> **Input rows**
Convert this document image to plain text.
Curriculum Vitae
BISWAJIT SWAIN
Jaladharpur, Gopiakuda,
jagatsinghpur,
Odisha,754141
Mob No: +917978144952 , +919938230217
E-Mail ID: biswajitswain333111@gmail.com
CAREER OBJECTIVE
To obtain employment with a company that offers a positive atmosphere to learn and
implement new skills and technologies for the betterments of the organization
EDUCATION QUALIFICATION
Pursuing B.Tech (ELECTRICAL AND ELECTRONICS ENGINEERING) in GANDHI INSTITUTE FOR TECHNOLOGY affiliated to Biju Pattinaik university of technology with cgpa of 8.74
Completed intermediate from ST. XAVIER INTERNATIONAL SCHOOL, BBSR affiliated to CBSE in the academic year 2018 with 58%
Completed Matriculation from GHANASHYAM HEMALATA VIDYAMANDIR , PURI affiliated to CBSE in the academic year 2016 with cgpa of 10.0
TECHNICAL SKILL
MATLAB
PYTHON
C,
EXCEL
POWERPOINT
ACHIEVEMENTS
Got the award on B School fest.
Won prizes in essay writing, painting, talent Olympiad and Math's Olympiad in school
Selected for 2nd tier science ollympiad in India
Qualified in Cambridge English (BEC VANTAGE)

> **Exercise aim**
Quote each line of the data above exactly as written.

> **Exercise result**
Convert this document image to plain text.
Curriculum Vitae
BISWAJIT SWAIN
Jaladharpur, Gopiakuda,
jagatsinghpur,
Odisha,754141
Mob No: +917978144952 , +919938230217
E-Mail ID: biswajitswain333111@gmail.com
CAREER OBJECTIVE
To obtain employment with a company that offers a positive atmosphere to learn and
implement new skills and technologies for the betterments of the organization
EDUCATION QUALIFICATION
Pursuing B.Tech (ELECTRICAL AND ELECTRONICS ENGINEERING) in GANDHI INSTITUTE FOR TECHNOLOGY affiliated to Biju Pattinaik university of technology with cgpa of 8.74
Completed intermediate from ST. XAVIER INTERNATIONAL SCHOOL, BBSR affiliated to CBSE in the academic year 2018 with 58%
Completed Matriculation from GHANASHYAM HEMALATA VIDYAMANDIR , PURI affiliated to CBSE in the academic year 2016 with cgpa of 10.0
TECHNICAL SKILL
MATLAB
PYTHON
C,
EXCEL
POWERPOINT
ACHIEVEMENTS
Got the award on B School fest.
Won prizes in essay writing, painting, talent Olympiad and Math's Olympiad in school
Selected for 2nd tier science ollympiad in India
Qualified in Cambridge English (BEC VANTAGE)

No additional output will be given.